═══ Data entries

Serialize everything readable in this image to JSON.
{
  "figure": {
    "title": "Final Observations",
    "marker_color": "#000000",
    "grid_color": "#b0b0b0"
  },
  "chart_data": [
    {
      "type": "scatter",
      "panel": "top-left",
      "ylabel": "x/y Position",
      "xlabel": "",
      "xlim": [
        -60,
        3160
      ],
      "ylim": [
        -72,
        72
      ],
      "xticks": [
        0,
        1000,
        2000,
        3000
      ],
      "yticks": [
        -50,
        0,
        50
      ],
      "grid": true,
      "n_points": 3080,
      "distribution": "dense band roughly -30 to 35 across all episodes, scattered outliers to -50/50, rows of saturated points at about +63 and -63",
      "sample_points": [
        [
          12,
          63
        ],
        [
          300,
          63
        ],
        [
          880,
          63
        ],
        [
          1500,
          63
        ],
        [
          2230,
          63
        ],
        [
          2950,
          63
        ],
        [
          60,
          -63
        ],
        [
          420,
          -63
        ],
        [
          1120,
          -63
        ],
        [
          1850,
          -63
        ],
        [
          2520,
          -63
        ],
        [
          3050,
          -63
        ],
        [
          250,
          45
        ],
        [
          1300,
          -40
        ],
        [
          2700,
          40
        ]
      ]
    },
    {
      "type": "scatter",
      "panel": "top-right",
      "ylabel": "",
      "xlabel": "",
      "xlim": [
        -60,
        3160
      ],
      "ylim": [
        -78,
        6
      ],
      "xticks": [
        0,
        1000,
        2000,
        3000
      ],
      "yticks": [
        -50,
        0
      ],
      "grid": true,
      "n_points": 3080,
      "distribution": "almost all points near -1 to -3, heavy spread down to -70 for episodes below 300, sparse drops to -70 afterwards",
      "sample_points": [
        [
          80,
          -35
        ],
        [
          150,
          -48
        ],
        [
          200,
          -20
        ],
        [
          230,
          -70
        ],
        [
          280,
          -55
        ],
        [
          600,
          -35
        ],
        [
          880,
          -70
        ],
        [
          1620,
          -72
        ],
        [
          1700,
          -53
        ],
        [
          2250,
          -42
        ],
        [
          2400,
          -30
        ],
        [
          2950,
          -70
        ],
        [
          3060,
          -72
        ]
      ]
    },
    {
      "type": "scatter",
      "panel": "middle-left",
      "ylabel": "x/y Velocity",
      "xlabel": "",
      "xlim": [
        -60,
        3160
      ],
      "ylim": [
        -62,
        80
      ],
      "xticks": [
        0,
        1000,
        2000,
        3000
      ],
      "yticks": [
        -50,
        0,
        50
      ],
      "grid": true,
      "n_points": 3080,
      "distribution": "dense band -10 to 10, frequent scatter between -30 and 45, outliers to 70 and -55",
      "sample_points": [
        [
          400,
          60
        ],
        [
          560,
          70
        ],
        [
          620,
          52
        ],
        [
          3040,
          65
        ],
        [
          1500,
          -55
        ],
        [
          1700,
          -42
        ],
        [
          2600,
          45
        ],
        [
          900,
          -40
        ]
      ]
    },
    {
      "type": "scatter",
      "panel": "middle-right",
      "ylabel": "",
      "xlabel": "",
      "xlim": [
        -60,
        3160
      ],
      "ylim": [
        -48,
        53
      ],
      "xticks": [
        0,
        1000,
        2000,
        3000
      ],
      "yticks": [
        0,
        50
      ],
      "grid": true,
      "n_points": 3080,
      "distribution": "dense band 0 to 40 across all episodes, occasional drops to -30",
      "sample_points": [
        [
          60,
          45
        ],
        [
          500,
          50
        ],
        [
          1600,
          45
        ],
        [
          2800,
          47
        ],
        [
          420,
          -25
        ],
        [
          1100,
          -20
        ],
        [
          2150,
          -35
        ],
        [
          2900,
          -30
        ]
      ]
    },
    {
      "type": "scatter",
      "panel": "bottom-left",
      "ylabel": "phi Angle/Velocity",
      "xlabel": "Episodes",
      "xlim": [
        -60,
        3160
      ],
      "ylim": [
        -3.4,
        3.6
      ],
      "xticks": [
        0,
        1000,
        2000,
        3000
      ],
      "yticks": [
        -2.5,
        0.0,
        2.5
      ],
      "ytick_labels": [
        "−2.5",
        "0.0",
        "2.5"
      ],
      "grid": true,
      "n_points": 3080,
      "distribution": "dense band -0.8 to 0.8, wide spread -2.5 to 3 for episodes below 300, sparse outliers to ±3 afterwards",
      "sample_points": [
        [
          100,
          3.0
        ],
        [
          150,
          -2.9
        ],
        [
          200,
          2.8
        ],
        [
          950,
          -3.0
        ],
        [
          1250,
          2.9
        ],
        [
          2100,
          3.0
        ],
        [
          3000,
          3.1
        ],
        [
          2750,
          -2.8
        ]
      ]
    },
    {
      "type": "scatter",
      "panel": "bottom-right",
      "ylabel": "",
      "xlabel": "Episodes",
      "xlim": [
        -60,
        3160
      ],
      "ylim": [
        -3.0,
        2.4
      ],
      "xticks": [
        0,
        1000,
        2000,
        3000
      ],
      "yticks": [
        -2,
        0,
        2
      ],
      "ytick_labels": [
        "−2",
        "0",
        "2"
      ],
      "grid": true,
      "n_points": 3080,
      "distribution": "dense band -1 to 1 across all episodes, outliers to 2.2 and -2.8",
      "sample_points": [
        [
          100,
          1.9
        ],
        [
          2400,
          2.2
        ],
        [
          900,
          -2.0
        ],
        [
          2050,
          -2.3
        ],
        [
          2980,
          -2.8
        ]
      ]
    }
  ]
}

══════

What this task involves » Copy whichever lines in the listing above contain the word "left".

Solution to this problem »
      "panel": "top-left",
      "panel": "middle-left",
      "panel": "bottom-left",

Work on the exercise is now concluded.